Written instruction: Look through the data below. Show each line where the string "this" occurs.

+++++

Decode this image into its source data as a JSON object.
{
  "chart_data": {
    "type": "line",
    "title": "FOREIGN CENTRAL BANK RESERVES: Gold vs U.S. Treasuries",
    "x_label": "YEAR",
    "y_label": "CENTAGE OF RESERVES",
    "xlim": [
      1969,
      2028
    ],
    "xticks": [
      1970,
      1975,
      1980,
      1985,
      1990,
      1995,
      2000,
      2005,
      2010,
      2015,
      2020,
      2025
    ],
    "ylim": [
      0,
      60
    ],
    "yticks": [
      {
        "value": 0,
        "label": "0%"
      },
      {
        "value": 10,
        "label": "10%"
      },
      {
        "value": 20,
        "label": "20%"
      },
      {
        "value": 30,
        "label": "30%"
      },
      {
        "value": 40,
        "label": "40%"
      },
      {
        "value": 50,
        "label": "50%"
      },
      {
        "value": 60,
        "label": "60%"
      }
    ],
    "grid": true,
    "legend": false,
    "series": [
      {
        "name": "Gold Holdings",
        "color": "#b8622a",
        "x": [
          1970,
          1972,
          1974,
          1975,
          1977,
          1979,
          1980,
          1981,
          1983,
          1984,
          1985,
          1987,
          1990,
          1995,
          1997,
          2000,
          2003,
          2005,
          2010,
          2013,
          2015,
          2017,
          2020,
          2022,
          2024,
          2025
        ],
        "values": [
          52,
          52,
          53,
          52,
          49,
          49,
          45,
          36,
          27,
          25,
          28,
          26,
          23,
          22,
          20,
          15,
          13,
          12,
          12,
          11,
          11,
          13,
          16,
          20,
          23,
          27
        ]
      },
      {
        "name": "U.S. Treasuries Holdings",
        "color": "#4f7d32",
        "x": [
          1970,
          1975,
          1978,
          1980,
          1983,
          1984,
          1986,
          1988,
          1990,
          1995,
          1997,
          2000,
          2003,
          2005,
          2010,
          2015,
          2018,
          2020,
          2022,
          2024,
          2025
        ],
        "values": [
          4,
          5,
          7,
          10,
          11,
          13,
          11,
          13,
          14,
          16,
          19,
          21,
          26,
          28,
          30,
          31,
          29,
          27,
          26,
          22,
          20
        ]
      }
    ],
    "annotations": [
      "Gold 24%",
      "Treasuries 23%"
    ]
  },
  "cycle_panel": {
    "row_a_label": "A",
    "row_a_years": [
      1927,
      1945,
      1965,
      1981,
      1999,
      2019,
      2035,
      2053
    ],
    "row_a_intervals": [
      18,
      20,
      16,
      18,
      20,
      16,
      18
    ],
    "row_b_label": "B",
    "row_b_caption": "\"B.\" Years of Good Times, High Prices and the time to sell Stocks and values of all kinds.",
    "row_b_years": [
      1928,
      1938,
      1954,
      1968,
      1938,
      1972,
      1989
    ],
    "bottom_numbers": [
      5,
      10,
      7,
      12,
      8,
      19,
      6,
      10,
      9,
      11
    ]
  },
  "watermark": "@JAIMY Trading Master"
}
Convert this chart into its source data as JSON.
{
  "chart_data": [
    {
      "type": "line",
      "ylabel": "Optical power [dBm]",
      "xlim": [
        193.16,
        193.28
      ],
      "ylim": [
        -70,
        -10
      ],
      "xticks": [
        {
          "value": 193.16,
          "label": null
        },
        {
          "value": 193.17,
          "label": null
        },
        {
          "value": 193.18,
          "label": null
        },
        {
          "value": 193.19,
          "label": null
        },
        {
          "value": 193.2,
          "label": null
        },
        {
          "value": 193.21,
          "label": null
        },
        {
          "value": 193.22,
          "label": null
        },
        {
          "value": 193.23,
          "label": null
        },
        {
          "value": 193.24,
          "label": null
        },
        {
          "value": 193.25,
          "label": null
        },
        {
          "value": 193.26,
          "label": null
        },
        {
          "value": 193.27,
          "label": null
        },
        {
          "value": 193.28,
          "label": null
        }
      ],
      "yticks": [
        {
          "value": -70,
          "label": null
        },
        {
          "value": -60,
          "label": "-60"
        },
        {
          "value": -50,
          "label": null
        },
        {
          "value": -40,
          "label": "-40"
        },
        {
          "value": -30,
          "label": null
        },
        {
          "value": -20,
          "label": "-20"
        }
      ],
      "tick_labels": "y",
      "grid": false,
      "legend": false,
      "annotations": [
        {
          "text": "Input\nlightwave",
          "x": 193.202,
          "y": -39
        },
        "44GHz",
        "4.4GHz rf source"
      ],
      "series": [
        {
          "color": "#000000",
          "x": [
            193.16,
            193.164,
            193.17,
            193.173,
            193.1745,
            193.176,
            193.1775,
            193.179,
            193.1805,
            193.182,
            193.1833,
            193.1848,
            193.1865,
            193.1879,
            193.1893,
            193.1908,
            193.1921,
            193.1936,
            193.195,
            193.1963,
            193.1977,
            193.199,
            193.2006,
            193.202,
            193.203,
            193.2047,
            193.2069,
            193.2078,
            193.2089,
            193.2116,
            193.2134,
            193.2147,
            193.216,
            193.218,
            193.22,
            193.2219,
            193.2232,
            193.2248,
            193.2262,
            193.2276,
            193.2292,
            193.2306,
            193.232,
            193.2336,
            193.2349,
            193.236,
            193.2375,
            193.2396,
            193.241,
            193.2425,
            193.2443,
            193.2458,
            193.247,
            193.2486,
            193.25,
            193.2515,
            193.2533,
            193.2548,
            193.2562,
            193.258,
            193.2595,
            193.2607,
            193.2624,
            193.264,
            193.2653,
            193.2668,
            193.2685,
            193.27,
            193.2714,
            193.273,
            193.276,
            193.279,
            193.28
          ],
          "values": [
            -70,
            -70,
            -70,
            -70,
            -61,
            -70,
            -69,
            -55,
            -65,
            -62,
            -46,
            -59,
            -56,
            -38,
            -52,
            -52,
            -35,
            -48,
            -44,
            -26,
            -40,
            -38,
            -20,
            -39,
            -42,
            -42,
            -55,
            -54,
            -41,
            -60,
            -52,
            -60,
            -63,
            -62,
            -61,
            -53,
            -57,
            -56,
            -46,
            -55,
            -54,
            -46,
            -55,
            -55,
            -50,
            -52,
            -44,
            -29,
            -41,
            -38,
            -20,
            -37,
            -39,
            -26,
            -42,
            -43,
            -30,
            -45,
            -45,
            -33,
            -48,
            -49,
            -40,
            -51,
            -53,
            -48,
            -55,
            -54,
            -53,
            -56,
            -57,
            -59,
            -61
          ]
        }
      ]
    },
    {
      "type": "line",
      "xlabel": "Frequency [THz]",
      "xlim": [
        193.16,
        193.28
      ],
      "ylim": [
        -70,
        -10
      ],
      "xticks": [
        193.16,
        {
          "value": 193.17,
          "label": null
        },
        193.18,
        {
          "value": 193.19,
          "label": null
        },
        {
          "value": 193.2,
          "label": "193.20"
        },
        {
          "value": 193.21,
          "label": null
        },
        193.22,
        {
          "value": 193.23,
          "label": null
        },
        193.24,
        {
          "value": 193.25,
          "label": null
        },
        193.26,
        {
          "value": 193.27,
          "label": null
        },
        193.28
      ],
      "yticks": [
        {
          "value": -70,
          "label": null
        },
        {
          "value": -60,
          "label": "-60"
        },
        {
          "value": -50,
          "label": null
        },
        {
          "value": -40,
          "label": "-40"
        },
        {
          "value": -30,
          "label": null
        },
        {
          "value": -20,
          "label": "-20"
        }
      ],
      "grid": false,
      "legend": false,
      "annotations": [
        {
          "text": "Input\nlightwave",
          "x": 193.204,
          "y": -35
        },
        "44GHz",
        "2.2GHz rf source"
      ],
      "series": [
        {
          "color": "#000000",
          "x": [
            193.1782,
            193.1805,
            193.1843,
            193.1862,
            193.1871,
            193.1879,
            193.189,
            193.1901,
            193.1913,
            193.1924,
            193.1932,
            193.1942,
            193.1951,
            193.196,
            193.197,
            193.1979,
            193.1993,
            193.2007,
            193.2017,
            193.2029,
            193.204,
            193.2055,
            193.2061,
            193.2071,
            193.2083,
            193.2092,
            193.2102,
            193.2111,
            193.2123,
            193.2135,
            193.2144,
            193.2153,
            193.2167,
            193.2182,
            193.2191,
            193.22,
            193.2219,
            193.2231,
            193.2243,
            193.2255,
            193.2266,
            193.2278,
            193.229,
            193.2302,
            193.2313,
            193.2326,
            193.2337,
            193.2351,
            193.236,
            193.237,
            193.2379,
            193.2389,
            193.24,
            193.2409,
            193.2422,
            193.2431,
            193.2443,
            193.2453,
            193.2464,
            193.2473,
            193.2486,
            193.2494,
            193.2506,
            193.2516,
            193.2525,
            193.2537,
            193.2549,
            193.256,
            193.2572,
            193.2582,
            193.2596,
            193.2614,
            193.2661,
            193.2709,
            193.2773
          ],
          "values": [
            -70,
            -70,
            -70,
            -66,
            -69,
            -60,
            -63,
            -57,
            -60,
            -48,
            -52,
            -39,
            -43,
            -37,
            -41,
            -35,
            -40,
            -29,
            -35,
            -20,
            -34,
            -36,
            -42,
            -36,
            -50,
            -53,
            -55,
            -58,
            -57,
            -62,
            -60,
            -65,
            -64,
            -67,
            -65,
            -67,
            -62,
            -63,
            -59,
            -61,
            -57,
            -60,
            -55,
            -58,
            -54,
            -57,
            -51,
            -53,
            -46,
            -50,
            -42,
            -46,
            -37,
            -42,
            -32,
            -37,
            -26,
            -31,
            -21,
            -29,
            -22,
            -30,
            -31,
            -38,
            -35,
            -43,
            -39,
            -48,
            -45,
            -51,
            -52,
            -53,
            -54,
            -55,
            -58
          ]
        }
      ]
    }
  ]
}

+++++

Result of the task:
Decode this image into its source data as a JSON object.
Convert this chart into its source data as JSON.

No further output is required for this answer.